==== RECORDS SHOWN ====

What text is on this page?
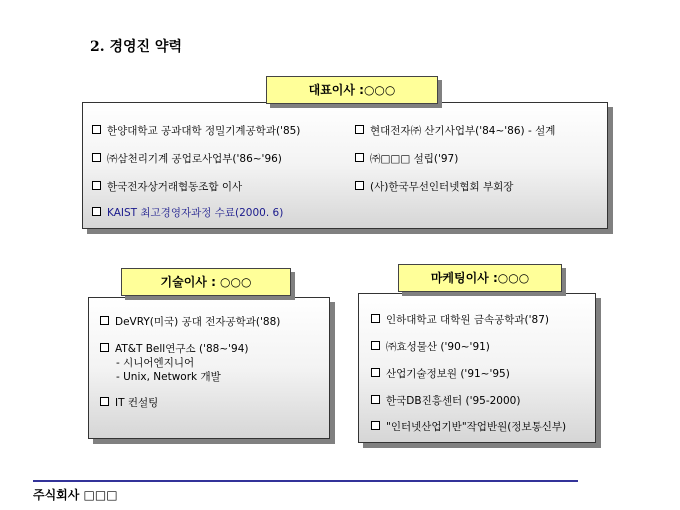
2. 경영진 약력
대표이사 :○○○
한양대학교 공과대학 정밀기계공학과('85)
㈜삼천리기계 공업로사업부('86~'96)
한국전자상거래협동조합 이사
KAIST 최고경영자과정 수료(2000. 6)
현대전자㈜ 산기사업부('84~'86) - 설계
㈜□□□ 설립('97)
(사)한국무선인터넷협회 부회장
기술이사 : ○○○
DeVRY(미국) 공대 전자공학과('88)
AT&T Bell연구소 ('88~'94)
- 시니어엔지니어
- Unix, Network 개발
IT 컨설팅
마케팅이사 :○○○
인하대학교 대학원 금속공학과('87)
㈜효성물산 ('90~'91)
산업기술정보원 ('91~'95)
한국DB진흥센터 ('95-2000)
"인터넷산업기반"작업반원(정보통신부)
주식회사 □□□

====

### PROBLEM TO WORK ON:
Return the listing above in full and without alteration, excluding its pictures.

### EXERCISE ANSWER:
What text is on this page?
2. 경영진 약력
대표이사 :○○○
한양대학교 공과대학 정밀기계공학과('85)
㈜삼천리기계 공업로사업부('86~'96)
한국전자상거래협동조합 이사
KAIST 최고경영자과정 수료(2000. 6)
현대전자㈜ 산기사업부('84~'86) - 설계
㈜□□□ 설립('97)
(사)한국무선인터넷협회 부회장
기술이사 : ○○○
DeVRY(미국) 공대 전자공학과('88)
AT&T Bell연구소 ('88~'94)
- 시니어엔지니어
- Unix, Network 개발
IT 컨설팅
마케팅이사 :○○○
인하대학교 대학원 금속공학과('87)
㈜효성물산 ('90~'91)
산업기술정보원 ('91~'95)
한국DB진흥센터 ('95-2000)
"인터넷산업기반"작업반원(정보통신부)
주식회사 □□□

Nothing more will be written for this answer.